## begin Information given

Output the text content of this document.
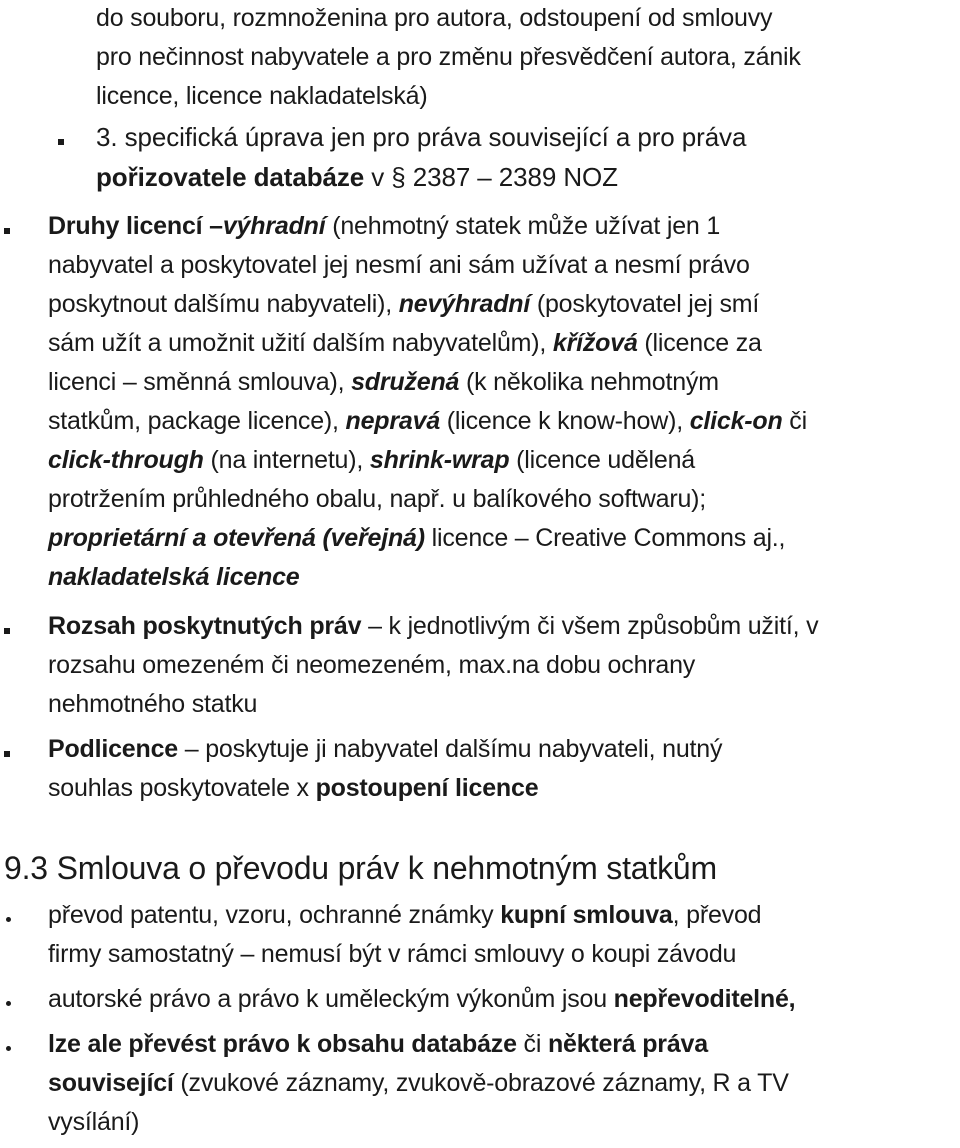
do souboru, rozmnoženina pro autora, odstoupení od smlouvy
pro nečinnost nabyvatele a pro změnu přesvědčení autora, zánik
licence, licence nakladatelská)
3. specifická úprava jen pro práva související a pro práva
pořizovatele databáze v § 2387 – 2389 NOZ
Druhy licencí –výhradní (nehmotný statek může užívat jen 1
nabyvatel a poskytovatel jej nesmí ani sám užívat a nesmí právo
poskytnout dalšímu nabyvateli), nevýhradní (poskytovatel jej smí
sám užít a umožnit užití dalším nabyvatelům), křížová (licence za
licenci – směnná smlouva), sdružená (k několika nehmotným
statkům, package licence), nepravá (licence k know-how), click-on či
click-through (na internetu), shrink-wrap (licence udělená
protržením průhledného obalu, např. u balíkového softwaru);
proprietární a otevřená (veřejná) licence – Creative Commons aj.,
nakladatelská licence
Rozsah poskytnutých práv – k jednotlivým či všem způsobům užití, v
rozsahu omezeném či neomezeném, max.na dobu ochrany
nehmotného statku
Podlicence – poskytuje ji nabyvatel dalšímu nabyvateli, nutný
souhlas poskytovatele x postoupení licence
9.3 Smlouva o převodu práv k nehmotným statkům
převod patentu, vzoru, ochranné známky kupní smlouva, převod
firmy samostatný – nemusí být v rámci smlouvy o koupi závodu
autorské právo a právo k uměleckým výkonům jsou nepřevoditelné,
lze ale převést právo k obsahu databáze či některá práva
související (zvukové záznamy, zvukově-obrazové záznamy, R a TV
vysílání)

## end Information given

Problem description: In the material above, find each line that contains the word "právo", and select it.

Written response:
nabyvatel a poskytovatel jej nesmí ani sám užívat a nesmí právo
autorské právo a právo k uměleckým výkonům jsou nepřevoditelné,
lze ale převést právo k obsahu databáze či některá práva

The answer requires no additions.